===== INPUT ROWS =====

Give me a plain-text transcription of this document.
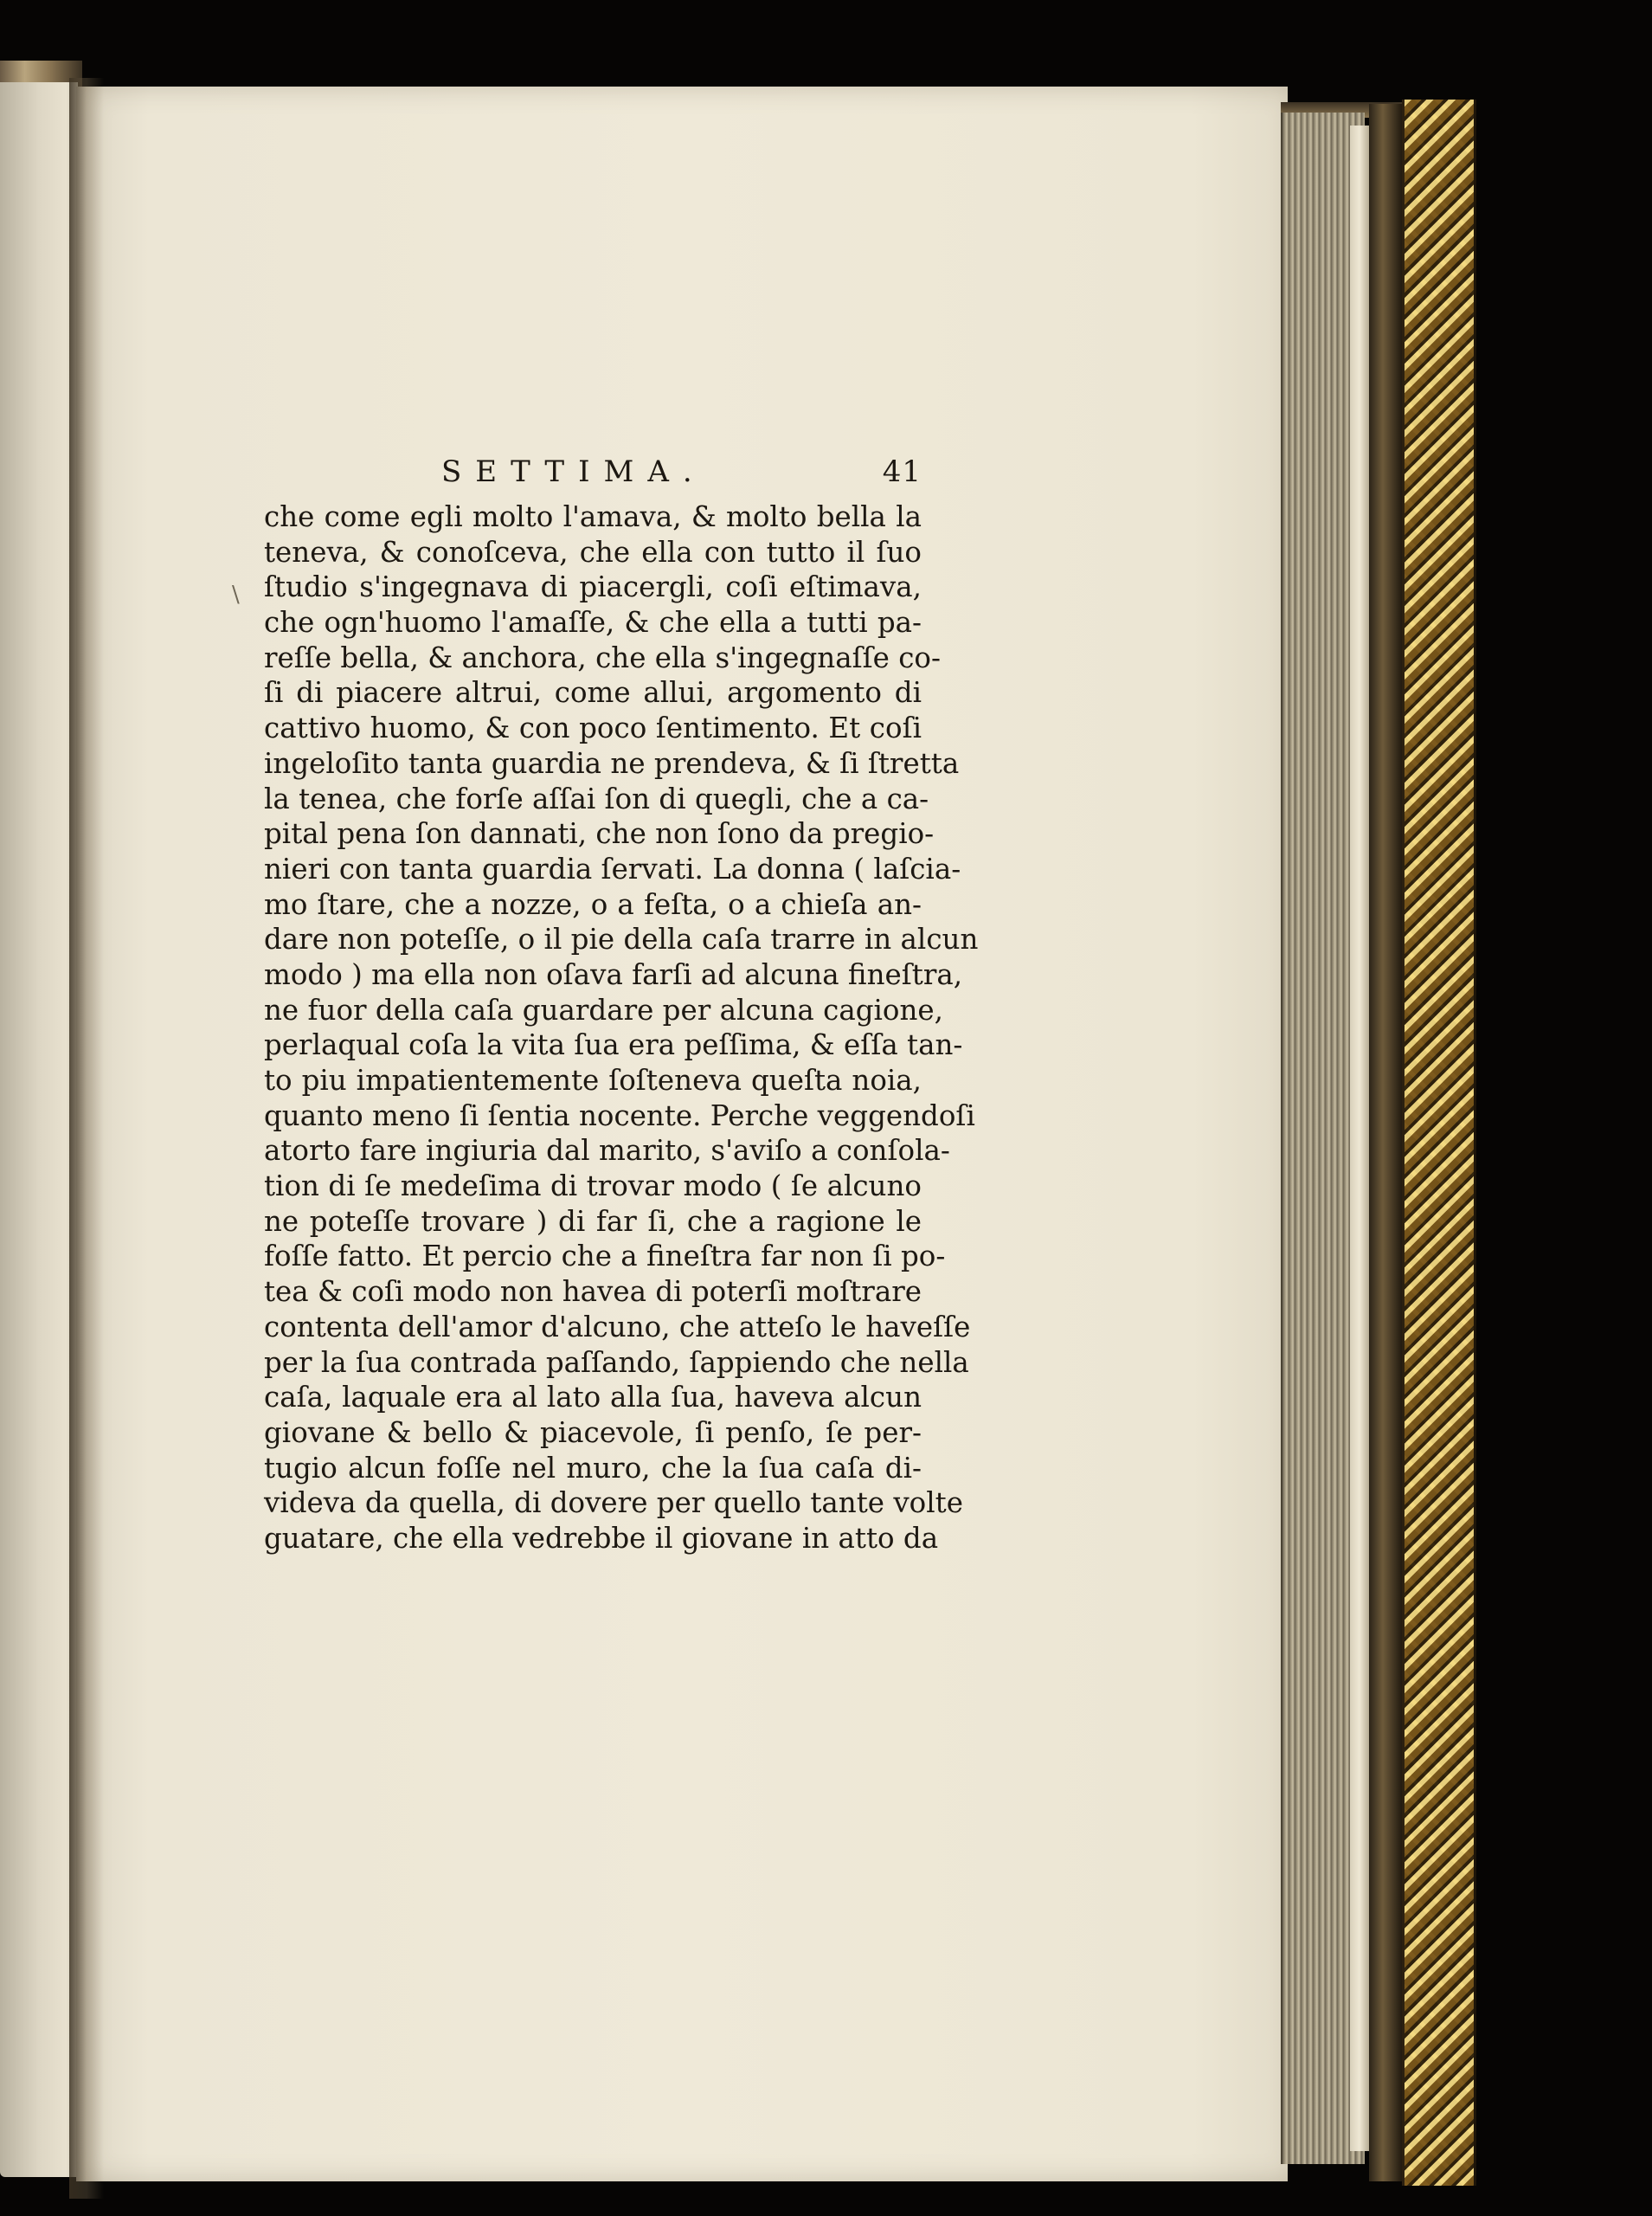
\
SETTIMA.	41
che come egli molto l'amava, & molto bella la
teneva, & conoſceva, che ella con tutto il ſuo
ſtudio s'ingegnava di piacergli, coſi eſtimava,
che ogn'huomo l'amaſſe, & che ella a tutti pa-
reſſe bella, & anchora, che ella s'ingegnaſſe co-
ſi di piacere altrui, come allui, argomento di
cattivo huomo, & con poco ſentimento. Et coſi
ingeloſito tanta guardia ne prendeva, & ſi ſtretta
la tenea, che forſe aſſai ſon di quegli, che a ca-
pital pena ſon dannati, che non ſono da pregio-
nieri con tanta guardia ſervati. La donna ( laſcia-
mo ſtare, che a nozze, o a feſta, o a chieſa an-
dare non poteſſe, o il pie della caſa trarre in alcun
modo ) ma ella non oſava farſi ad alcuna fineſtra,
ne fuor della caſa guardare per alcuna cagione,
perlaqual coſa la vita ſua era peſſima, & eſſa tan-
to piu impatientemente ſoſteneva queſta noia,
quanto meno ſi ſentia nocente. Perche veggendoſi
atorto fare ingiuria dal marito, s'aviſo a conſola-
tion di ſe medeſima di trovar modo ( ſe alcuno
ne poteſſe trovare ) di far ſi, che a ragione le
foſſe fatto. Et percio che a fineſtra far non ſi po-
tea & coſi modo non havea di poterſi moſtrare
contenta dell'amor d'alcuno, che atteſo le haveſſe
per la ſua contrada paſſando, ſappiendo che nella
caſa, laquale era al lato alla ſua, haveva alcun
giovane & bello & piacevole, ſi penſo, ſe per-
tugio alcun foſſe nel muro, che la ſua caſa di-
videva da quella, di dovere per quello tante volte
guatare, che ella vedrebbe il giovane in atto da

=====

AIM
Leave the images out and output the remaining material exactly as it stands.

SOLUTION FOR THIS EXERCISE
Give me a plain-text transcription of this document.
\
SETTIMA.	41
che come egli molto l'amava, & molto bella la
teneva, & conoſceva, che ella con tutto il ſuo
ſtudio s'ingegnava di piacergli, coſi eſtimava,
che ogn'huomo l'amaſſe, & che ella a tutti pa-
reſſe bella, & anchora, che ella s'ingegnaſſe co-
ſi di piacere altrui, come allui, argomento di
cattivo huomo, & con poco ſentimento. Et coſi
ingeloſito tanta guardia ne prendeva, & ſi ſtretta
la tenea, che forſe aſſai ſon di quegli, che a ca-
pital pena ſon dannati, che non ſono da pregio-
nieri con tanta guardia ſervati. La donna ( laſcia-
mo ſtare, che a nozze, o a feſta, o a chieſa an-
dare non poteſſe, o il pie della caſa trarre in alcun
modo ) ma ella non oſava farſi ad alcuna fineſtra,
ne fuor della caſa guardare per alcuna cagione,
perlaqual coſa la vita ſua era peſſima, & eſſa tan-
to piu impatientemente ſoſteneva queſta noia,
quanto meno ſi ſentia nocente. Perche veggendoſi
atorto fare ingiuria dal marito, s'aviſo a conſola-
tion di ſe medeſima di trovar modo ( ſe alcuno
ne poteſſe trovare ) di far ſi, che a ragione le
foſſe fatto. Et percio che a fineſtra far non ſi po-
tea & coſi modo non havea di poterſi moſtrare
contenta dell'amor d'alcuno, che atteſo le haveſſe
per la ſua contrada paſſando, ſappiendo che nella
caſa, laquale era al lato alla ſua, haveva alcun
giovane & bello & piacevole, ſi penſo, ſe per-
tugio alcun foſſe nel muro, che la ſua caſa di-
videva da quella, di dovere per quello tante volte
guatare, che ella vedrebbe il giovane in atto da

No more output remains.